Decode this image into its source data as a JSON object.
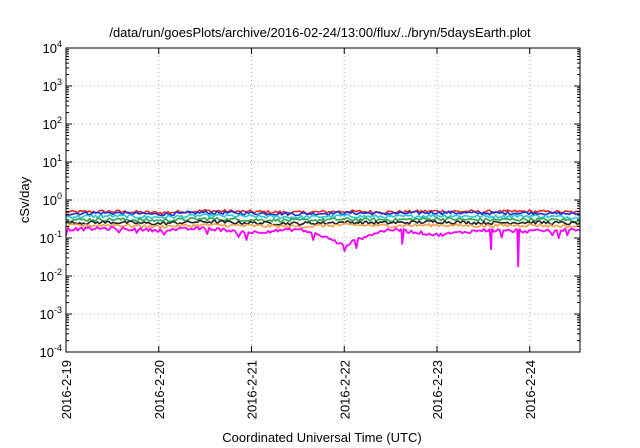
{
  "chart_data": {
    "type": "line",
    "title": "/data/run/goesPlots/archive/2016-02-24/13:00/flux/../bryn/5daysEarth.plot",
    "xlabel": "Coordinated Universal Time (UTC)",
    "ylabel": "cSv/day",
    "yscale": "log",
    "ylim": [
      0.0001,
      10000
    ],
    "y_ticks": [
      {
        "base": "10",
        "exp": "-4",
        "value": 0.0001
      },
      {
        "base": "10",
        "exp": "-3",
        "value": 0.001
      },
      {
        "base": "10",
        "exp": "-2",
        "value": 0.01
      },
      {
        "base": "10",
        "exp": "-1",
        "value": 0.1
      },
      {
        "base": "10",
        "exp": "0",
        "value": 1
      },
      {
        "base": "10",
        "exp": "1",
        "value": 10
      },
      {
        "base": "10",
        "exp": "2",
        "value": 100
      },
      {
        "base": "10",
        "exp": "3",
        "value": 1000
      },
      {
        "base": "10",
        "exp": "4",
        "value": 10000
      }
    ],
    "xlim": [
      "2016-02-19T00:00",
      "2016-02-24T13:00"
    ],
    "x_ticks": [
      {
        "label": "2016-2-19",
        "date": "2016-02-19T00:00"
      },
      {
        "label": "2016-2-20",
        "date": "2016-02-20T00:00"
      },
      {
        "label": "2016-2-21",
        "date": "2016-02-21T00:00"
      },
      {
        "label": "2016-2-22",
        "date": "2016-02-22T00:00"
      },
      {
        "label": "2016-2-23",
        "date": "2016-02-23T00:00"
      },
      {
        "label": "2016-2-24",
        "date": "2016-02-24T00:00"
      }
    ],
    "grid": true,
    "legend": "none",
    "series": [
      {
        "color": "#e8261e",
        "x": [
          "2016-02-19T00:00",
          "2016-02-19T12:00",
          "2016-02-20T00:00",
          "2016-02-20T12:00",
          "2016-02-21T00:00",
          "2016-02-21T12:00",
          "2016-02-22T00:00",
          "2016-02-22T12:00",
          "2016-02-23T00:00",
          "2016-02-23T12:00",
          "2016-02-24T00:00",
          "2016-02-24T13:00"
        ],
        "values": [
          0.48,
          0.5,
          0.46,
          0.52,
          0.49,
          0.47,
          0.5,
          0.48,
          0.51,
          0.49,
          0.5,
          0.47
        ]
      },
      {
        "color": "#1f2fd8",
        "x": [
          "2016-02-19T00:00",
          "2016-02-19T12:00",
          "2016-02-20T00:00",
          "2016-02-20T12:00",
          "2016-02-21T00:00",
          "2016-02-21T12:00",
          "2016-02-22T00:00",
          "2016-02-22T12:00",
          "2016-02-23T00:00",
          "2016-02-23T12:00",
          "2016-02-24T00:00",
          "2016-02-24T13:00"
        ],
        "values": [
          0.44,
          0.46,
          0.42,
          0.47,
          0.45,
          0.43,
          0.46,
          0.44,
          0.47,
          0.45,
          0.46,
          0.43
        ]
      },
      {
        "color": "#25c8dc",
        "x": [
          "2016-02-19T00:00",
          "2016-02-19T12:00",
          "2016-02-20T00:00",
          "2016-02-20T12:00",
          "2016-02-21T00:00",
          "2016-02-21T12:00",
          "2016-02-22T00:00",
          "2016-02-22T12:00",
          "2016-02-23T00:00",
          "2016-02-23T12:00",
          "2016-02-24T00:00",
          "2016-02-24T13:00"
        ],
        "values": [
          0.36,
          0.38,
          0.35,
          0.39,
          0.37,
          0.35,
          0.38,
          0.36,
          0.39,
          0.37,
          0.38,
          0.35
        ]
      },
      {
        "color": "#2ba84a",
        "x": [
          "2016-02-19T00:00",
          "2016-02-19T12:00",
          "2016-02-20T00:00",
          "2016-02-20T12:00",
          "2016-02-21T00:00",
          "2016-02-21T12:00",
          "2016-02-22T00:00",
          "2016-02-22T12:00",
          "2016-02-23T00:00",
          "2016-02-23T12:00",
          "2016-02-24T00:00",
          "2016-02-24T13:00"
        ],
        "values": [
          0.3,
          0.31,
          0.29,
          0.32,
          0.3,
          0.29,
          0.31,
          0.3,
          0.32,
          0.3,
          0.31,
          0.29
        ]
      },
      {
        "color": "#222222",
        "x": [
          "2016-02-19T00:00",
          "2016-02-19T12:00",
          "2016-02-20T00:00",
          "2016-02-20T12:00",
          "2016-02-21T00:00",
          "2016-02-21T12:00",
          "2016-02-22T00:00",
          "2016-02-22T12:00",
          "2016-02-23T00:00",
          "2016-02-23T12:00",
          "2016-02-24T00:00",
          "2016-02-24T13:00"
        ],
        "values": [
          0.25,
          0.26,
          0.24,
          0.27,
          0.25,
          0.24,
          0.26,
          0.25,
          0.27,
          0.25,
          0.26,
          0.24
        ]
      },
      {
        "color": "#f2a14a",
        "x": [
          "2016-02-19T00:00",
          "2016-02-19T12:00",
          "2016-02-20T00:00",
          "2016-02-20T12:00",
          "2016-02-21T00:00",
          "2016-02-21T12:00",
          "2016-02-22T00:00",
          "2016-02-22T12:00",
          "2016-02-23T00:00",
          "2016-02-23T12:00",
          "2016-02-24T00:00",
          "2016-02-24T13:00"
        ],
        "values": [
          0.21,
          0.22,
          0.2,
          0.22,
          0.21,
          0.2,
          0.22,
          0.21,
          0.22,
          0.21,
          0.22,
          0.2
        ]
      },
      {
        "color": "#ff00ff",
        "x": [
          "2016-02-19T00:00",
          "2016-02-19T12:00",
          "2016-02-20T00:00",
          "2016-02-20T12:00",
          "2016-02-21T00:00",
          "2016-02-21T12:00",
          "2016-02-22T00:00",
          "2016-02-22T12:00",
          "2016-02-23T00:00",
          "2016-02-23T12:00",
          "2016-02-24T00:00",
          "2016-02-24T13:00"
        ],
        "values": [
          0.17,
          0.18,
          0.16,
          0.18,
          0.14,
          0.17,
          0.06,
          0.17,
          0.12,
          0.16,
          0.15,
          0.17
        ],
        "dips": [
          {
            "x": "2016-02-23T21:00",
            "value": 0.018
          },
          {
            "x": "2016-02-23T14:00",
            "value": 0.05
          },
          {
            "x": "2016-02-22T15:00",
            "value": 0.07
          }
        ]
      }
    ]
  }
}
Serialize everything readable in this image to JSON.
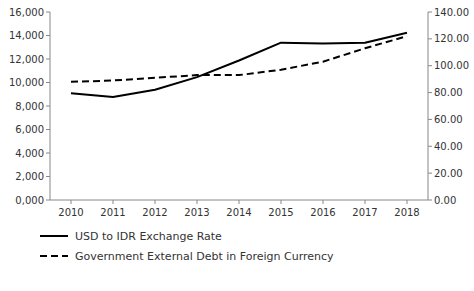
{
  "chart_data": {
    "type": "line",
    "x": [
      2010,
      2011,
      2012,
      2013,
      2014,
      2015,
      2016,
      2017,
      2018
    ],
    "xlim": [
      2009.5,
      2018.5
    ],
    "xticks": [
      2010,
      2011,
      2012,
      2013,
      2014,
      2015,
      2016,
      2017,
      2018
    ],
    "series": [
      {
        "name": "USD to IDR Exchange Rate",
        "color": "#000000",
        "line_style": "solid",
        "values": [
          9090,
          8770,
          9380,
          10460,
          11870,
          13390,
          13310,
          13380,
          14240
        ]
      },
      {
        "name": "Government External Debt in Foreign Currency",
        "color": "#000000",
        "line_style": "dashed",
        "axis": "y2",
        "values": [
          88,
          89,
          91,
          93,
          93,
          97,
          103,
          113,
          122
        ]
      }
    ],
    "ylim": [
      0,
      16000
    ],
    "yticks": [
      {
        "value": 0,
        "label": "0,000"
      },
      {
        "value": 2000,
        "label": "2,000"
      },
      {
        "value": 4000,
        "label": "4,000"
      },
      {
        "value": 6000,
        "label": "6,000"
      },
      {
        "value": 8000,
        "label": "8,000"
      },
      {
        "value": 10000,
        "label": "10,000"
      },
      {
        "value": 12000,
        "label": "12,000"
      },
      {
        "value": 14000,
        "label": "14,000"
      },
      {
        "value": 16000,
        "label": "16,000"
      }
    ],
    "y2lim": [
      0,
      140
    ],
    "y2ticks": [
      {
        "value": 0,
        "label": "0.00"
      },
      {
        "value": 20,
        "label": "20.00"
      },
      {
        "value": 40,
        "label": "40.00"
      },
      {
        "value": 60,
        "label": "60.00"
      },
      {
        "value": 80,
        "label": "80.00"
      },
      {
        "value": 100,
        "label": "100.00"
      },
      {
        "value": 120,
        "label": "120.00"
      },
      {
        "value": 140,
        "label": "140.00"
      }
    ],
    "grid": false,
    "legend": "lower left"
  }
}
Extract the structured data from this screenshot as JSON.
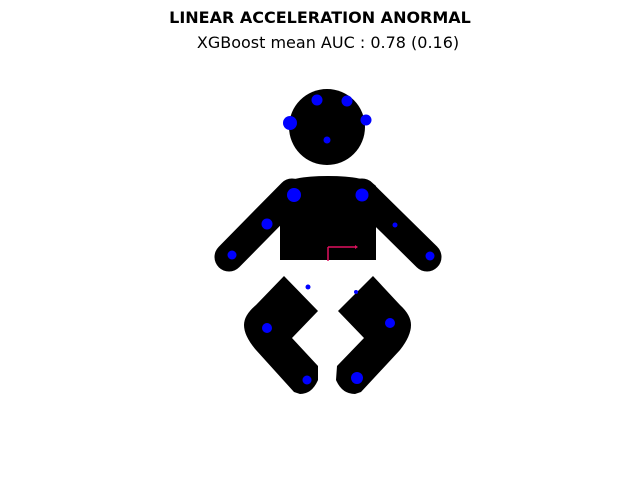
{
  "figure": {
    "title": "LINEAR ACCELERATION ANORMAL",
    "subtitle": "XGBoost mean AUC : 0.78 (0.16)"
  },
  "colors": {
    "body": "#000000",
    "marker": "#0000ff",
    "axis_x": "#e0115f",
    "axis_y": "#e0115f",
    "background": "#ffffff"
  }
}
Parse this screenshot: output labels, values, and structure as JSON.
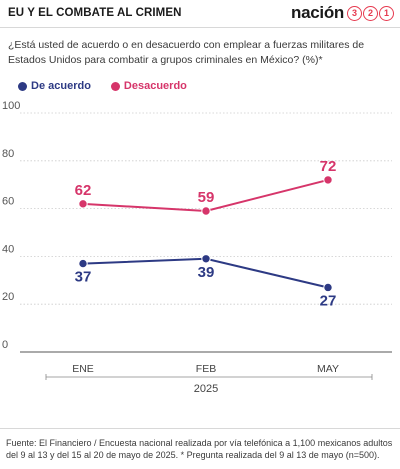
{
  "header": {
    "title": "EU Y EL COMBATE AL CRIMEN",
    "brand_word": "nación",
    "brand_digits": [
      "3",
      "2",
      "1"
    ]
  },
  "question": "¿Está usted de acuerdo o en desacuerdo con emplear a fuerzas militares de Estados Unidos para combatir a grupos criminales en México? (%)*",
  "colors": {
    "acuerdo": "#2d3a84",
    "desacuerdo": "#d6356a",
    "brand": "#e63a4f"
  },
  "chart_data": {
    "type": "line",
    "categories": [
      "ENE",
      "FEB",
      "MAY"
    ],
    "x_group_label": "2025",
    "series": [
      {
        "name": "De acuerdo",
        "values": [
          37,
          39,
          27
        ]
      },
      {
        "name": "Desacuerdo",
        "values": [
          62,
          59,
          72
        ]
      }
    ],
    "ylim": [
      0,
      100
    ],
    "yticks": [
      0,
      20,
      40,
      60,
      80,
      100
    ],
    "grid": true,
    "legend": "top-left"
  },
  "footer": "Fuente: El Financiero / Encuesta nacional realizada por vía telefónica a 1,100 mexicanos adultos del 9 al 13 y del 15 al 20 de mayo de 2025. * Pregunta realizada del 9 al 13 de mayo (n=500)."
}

---*---

### WHAT IS ASKED
Among the entries above, how many lines hold the string "legend"? Respond with nothing but the number.

### OUTPUT
3